═════ Record excerpts ═════

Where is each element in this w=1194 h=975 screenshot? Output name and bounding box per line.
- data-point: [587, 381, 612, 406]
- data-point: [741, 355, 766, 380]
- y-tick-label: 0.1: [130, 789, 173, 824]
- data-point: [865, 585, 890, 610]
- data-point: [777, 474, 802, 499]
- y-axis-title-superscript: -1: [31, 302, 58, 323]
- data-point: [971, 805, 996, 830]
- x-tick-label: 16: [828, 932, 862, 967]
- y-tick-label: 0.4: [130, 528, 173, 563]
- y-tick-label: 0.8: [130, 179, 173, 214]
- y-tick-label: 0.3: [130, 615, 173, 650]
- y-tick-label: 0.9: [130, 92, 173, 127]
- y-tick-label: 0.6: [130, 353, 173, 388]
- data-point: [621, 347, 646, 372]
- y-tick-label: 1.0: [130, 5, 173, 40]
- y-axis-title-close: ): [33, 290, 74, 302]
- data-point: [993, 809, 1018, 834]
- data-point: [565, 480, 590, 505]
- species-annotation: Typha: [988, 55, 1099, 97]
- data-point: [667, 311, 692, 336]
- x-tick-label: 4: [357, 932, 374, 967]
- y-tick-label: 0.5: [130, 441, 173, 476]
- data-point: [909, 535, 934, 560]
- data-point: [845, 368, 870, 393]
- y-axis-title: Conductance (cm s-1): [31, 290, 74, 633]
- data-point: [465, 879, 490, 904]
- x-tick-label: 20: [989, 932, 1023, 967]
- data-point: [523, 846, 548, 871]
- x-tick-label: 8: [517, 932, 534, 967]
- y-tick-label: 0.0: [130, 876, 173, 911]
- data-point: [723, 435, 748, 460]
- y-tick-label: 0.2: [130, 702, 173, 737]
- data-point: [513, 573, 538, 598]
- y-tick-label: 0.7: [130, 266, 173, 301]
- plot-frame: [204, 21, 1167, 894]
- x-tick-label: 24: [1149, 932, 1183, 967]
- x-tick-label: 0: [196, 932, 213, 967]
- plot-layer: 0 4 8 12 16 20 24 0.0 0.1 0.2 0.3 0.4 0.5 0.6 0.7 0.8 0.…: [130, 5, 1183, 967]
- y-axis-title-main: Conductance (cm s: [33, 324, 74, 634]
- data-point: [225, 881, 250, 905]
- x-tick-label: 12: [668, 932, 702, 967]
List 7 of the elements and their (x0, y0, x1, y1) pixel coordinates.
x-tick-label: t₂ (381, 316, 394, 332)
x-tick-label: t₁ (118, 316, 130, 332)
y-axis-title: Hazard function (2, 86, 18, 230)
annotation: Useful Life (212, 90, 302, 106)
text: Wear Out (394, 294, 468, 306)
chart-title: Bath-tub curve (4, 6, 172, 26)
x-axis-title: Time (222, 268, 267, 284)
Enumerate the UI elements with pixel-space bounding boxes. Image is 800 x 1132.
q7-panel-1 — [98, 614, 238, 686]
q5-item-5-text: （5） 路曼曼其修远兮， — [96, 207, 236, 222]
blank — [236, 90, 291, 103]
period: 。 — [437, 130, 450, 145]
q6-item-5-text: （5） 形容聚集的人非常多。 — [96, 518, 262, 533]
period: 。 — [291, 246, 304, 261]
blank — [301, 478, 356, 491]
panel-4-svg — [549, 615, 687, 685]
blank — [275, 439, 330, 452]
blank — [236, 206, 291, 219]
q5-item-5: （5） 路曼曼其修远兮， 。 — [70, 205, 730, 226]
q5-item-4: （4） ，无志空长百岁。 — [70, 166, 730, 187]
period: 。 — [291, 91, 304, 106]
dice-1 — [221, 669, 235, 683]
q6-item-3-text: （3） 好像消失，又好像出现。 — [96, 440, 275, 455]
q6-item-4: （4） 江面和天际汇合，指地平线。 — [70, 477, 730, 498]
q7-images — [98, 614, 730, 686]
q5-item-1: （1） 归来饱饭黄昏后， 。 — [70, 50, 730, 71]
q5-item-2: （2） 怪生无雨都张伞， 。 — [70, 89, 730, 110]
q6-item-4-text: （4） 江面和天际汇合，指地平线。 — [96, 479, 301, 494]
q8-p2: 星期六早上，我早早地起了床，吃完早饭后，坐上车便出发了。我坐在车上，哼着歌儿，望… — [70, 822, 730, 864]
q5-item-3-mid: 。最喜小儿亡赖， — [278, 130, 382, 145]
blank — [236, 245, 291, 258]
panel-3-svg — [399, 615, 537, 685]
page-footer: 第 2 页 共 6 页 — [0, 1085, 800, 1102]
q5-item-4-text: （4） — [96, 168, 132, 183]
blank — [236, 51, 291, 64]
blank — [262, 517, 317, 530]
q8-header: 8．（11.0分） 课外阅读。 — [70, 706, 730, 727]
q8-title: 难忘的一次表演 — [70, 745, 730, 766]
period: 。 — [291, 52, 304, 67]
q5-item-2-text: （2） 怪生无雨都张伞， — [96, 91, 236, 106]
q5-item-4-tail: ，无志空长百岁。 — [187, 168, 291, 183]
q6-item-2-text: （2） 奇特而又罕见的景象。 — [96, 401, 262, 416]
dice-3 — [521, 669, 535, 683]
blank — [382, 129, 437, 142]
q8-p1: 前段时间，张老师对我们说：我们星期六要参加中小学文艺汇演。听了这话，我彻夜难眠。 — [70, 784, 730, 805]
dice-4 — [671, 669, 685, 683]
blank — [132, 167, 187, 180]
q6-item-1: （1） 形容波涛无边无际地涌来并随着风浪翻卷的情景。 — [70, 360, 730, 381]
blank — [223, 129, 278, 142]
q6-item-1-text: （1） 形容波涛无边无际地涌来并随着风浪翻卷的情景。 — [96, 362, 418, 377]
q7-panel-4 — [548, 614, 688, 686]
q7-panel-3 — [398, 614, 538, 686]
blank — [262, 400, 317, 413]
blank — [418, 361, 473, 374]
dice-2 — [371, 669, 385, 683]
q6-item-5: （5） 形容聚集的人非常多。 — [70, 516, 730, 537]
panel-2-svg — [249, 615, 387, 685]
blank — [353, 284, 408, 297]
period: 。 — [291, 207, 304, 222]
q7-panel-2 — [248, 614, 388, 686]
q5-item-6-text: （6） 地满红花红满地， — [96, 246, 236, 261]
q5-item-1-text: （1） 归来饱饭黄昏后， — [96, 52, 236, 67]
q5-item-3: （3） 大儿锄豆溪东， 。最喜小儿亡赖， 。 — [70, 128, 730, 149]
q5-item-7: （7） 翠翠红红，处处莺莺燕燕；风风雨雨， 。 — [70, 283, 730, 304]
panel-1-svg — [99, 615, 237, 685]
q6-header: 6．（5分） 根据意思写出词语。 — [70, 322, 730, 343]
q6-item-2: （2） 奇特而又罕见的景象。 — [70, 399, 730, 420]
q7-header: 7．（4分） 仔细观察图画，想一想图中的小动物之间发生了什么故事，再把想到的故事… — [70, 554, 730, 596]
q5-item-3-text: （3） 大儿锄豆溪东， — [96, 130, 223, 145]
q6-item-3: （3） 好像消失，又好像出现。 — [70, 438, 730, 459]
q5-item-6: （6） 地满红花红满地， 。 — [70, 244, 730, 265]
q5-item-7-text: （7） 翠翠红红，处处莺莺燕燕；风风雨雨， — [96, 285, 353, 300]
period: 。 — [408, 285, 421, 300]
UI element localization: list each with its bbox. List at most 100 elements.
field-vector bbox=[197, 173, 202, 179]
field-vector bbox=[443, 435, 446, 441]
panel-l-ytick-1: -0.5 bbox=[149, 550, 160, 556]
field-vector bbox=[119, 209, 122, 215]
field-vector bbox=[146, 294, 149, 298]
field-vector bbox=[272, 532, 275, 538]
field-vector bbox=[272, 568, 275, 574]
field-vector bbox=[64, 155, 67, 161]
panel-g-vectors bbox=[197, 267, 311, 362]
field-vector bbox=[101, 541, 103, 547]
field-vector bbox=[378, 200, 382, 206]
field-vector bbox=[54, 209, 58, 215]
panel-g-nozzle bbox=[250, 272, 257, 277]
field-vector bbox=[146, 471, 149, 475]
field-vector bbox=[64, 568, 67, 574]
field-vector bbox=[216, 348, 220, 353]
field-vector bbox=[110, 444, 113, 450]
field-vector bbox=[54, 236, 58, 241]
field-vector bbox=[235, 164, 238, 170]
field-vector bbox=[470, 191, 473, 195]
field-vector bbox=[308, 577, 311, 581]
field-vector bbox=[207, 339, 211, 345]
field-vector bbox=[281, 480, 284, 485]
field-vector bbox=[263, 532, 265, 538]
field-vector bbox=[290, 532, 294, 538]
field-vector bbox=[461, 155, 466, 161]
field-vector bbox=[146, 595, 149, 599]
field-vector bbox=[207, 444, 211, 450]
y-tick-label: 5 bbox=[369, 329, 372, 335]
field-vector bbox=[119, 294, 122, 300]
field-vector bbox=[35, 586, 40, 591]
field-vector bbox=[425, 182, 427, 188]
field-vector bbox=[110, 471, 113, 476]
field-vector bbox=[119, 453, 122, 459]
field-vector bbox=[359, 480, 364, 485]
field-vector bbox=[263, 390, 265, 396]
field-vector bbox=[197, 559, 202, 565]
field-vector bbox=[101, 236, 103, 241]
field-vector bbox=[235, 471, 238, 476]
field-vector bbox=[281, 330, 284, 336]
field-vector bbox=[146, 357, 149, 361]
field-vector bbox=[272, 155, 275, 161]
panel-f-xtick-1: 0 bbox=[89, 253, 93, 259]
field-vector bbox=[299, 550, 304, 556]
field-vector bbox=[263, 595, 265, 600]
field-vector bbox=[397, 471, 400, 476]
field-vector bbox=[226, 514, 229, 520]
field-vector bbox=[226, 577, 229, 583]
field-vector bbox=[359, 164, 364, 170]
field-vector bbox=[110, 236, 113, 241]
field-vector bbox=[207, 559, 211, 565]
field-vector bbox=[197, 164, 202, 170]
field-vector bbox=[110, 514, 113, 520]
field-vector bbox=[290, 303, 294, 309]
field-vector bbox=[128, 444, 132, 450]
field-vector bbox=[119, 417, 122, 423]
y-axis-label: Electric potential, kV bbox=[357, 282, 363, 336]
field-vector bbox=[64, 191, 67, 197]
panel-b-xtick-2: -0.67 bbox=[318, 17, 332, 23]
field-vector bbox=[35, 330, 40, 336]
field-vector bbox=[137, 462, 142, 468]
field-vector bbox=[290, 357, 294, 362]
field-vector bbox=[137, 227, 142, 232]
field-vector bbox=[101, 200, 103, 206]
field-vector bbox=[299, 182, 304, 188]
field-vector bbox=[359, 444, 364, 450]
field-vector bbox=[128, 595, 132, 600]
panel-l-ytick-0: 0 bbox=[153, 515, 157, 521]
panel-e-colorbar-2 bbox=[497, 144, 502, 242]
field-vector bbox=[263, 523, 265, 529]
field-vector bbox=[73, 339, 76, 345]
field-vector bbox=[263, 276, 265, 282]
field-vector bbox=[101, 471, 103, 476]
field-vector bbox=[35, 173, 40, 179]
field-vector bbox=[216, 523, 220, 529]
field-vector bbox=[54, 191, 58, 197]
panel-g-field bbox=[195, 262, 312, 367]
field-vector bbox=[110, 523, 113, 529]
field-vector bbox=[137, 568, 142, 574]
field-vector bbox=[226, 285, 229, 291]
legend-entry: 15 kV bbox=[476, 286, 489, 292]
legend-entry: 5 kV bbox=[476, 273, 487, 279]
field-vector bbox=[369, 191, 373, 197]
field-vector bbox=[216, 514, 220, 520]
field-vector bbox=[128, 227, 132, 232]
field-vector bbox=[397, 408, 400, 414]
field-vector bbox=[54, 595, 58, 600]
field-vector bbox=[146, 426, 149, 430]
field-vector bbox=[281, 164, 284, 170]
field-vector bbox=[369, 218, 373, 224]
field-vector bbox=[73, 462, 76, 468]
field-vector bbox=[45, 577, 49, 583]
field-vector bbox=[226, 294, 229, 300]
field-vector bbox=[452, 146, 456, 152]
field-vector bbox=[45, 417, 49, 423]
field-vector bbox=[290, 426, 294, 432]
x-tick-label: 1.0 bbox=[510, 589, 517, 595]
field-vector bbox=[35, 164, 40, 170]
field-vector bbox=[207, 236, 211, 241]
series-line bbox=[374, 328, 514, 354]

═════

◆ **Your task**
Copy the listing verbatim, from its first line through the line containing "- y-tick-label: 0.5: [130, 441, 173, 476]", with both of those lines included.

◆ **Full answer**
Where is each element in this w=1194 h=975 screenshot? Output name and bounding box per line.
- data-point: [587, 381, 612, 406]
- data-point: [741, 355, 766, 380]
- y-tick-label: 0.1: [130, 789, 173, 824]
- data-point: [865, 585, 890, 610]
- data-point: [777, 474, 802, 499]
- y-axis-title-superscript: -1: [31, 302, 58, 323]
- data-point: [971, 805, 996, 830]
- x-tick-label: 16: [828, 932, 862, 967]
- y-tick-label: 0.4: [130, 528, 173, 563]
- y-tick-label: 0.8: [130, 179, 173, 214]
- y-tick-label: 0.3: [130, 615, 173, 650]
- y-tick-label: 0.9: [130, 92, 173, 127]
- y-tick-label: 0.6: [130, 353, 173, 388]
- data-point: [621, 347, 646, 372]
- y-tick-label: 1.0: [130, 5, 173, 40]
- y-axis-title-close: ): [33, 290, 74, 302]
- data-point: [993, 809, 1018, 834]
- data-point: [565, 480, 590, 505]
- species-annotation: Typha: [988, 55, 1099, 97]
- data-point: [667, 311, 692, 336]
- x-tick-label: 4: [357, 932, 374, 967]
- y-tick-label: 0.5: [130, 441, 173, 476]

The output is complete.